═══ Listed entries ═══
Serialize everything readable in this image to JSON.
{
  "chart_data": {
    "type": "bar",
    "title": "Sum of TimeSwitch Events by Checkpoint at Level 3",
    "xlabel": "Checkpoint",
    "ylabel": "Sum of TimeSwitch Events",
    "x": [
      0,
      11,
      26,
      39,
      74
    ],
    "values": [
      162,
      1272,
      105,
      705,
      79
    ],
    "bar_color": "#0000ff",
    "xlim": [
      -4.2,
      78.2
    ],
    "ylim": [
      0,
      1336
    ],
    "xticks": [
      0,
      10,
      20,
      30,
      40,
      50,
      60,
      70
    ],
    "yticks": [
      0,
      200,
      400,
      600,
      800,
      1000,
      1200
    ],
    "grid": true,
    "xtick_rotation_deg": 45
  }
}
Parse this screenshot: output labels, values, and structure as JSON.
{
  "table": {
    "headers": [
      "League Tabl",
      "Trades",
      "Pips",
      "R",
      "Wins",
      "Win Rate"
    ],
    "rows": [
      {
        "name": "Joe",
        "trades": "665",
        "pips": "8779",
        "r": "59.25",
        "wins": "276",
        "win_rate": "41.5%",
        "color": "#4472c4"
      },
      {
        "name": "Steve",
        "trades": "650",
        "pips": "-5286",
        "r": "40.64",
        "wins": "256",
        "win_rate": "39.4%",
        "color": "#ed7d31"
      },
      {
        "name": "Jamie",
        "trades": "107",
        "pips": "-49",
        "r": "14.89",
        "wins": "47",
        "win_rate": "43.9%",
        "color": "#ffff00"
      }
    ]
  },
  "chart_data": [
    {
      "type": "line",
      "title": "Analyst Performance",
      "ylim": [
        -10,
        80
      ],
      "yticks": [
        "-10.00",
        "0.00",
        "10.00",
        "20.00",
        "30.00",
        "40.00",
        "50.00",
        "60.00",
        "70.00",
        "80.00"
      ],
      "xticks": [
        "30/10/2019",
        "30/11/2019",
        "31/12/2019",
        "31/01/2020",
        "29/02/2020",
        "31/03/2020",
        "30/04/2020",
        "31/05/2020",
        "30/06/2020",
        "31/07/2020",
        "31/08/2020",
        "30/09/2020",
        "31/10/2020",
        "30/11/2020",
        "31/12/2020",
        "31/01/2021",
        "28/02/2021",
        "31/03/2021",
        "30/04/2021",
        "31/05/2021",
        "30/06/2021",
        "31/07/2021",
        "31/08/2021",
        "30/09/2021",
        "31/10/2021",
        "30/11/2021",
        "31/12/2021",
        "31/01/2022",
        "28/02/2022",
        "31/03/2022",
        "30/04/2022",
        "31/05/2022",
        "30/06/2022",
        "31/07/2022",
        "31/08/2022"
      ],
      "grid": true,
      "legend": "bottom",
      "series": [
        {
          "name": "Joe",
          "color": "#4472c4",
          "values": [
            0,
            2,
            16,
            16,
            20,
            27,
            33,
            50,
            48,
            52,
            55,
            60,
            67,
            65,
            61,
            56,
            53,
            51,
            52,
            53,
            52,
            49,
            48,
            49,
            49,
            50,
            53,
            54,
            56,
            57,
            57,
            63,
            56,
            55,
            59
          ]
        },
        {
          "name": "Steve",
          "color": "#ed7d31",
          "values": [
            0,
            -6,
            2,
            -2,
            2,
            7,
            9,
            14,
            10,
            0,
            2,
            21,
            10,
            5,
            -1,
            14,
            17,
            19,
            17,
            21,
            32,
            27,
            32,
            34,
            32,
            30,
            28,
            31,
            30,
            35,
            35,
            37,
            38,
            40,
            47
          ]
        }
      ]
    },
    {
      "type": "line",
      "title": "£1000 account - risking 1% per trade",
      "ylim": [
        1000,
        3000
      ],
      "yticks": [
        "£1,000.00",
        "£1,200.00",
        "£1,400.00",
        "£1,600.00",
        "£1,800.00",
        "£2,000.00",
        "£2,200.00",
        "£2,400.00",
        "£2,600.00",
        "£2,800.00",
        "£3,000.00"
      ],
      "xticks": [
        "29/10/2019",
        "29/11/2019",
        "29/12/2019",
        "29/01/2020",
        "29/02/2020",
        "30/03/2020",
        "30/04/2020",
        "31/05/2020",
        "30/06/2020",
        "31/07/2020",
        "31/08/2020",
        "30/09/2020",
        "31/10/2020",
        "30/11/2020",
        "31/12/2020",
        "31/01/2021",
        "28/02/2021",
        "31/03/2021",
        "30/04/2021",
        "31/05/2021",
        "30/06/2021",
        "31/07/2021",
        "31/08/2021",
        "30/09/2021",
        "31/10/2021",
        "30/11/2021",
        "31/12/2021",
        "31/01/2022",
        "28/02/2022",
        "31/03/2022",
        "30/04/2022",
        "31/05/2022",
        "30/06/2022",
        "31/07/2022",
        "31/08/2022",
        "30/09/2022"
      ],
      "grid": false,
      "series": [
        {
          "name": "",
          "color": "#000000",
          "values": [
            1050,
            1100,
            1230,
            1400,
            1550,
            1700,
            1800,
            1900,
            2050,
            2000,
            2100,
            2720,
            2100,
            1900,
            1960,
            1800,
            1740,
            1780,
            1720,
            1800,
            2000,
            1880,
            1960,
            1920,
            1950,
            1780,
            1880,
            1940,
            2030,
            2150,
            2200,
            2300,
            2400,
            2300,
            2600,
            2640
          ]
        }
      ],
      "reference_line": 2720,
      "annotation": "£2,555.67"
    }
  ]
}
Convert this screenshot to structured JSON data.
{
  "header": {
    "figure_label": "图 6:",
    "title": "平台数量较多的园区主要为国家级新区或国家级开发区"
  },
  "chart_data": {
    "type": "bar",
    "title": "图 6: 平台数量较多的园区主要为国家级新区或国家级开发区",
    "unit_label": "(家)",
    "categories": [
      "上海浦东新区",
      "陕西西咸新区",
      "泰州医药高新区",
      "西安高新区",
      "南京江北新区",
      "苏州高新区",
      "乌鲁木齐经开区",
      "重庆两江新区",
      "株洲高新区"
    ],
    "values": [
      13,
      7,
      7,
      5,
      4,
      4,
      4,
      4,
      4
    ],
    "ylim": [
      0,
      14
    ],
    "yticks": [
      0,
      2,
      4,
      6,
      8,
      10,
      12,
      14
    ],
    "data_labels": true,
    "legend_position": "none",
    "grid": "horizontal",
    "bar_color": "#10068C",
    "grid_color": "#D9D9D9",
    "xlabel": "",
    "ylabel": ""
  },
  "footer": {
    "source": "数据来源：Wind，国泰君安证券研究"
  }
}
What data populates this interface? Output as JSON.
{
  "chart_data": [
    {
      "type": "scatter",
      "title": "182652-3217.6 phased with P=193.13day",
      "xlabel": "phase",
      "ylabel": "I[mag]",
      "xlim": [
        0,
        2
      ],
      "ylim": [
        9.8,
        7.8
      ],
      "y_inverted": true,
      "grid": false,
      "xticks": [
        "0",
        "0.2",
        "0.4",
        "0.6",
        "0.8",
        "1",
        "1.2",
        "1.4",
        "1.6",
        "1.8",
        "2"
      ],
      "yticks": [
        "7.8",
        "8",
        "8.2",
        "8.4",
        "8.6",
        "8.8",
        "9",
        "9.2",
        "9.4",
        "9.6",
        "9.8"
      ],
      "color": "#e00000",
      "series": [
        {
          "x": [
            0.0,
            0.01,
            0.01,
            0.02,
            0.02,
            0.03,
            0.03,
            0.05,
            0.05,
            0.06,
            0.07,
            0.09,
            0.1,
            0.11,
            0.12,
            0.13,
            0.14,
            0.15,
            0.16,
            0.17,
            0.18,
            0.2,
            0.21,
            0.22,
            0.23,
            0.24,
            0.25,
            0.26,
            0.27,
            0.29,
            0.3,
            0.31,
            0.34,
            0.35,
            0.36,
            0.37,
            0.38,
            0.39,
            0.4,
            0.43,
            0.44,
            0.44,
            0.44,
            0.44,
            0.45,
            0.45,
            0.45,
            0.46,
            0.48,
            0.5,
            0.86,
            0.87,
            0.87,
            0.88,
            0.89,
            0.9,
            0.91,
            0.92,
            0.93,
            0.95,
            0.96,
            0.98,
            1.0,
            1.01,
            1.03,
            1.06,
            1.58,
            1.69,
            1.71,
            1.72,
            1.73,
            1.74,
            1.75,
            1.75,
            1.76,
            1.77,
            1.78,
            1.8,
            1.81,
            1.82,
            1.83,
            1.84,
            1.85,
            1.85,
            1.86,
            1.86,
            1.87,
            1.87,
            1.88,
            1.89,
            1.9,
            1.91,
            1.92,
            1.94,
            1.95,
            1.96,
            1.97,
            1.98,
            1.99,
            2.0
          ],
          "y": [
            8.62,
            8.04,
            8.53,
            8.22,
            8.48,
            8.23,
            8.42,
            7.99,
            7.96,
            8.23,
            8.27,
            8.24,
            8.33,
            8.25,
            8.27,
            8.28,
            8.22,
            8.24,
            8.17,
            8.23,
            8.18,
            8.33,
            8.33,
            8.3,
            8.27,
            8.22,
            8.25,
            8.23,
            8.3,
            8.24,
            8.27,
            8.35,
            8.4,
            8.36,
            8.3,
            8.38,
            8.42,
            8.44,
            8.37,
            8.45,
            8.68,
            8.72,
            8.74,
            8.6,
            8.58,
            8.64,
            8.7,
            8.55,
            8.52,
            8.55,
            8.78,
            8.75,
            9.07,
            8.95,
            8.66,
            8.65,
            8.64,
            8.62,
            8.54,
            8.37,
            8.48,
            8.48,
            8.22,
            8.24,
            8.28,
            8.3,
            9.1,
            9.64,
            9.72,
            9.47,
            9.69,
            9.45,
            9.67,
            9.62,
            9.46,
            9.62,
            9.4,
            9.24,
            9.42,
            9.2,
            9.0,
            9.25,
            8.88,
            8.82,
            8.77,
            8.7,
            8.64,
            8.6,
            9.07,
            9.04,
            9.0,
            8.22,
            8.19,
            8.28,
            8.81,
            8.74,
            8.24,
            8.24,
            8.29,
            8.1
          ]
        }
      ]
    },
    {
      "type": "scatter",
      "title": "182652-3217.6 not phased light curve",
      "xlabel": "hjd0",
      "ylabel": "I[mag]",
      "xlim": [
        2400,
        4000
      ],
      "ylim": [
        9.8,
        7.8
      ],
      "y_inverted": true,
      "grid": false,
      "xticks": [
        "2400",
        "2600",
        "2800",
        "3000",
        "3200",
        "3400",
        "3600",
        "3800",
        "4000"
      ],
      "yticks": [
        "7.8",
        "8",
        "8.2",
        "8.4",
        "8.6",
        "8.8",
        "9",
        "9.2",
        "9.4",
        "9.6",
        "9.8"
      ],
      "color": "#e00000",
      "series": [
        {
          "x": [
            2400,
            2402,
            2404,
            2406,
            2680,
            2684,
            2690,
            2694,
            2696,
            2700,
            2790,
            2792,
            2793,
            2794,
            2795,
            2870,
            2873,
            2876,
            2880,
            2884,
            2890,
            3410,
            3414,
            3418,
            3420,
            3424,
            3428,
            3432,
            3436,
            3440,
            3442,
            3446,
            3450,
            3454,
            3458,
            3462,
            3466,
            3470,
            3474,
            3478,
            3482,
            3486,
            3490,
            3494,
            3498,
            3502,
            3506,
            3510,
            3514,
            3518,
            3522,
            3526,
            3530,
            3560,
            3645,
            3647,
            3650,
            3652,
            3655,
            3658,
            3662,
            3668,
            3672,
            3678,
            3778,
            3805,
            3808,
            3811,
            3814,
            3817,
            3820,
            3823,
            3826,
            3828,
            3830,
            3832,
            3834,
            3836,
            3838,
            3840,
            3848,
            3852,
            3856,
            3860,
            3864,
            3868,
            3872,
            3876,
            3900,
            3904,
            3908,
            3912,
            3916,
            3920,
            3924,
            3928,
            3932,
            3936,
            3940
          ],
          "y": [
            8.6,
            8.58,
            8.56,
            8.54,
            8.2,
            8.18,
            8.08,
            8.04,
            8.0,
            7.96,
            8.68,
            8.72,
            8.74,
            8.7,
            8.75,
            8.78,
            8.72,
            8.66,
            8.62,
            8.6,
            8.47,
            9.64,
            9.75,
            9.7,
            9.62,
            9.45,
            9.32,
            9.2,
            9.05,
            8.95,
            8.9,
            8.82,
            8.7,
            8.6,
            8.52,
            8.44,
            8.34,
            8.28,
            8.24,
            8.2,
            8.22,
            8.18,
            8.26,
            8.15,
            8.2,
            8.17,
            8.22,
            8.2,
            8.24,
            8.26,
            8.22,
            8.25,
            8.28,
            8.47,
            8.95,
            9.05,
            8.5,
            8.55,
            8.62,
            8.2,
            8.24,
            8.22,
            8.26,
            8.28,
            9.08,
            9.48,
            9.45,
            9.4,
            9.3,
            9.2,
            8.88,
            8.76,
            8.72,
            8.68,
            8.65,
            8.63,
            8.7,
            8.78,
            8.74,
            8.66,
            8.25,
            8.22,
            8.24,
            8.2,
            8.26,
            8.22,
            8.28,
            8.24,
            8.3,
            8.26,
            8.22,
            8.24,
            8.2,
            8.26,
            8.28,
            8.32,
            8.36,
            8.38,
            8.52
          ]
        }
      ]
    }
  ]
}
═══
**Set task**
Find each line holding the string "Events" and copy it out.

**Solution for this exercise**
    "title": "Sum of TimeSwitch Events by Checkpoint at Level 3",
    "ylabel": "Sum of TimeSwitch Events",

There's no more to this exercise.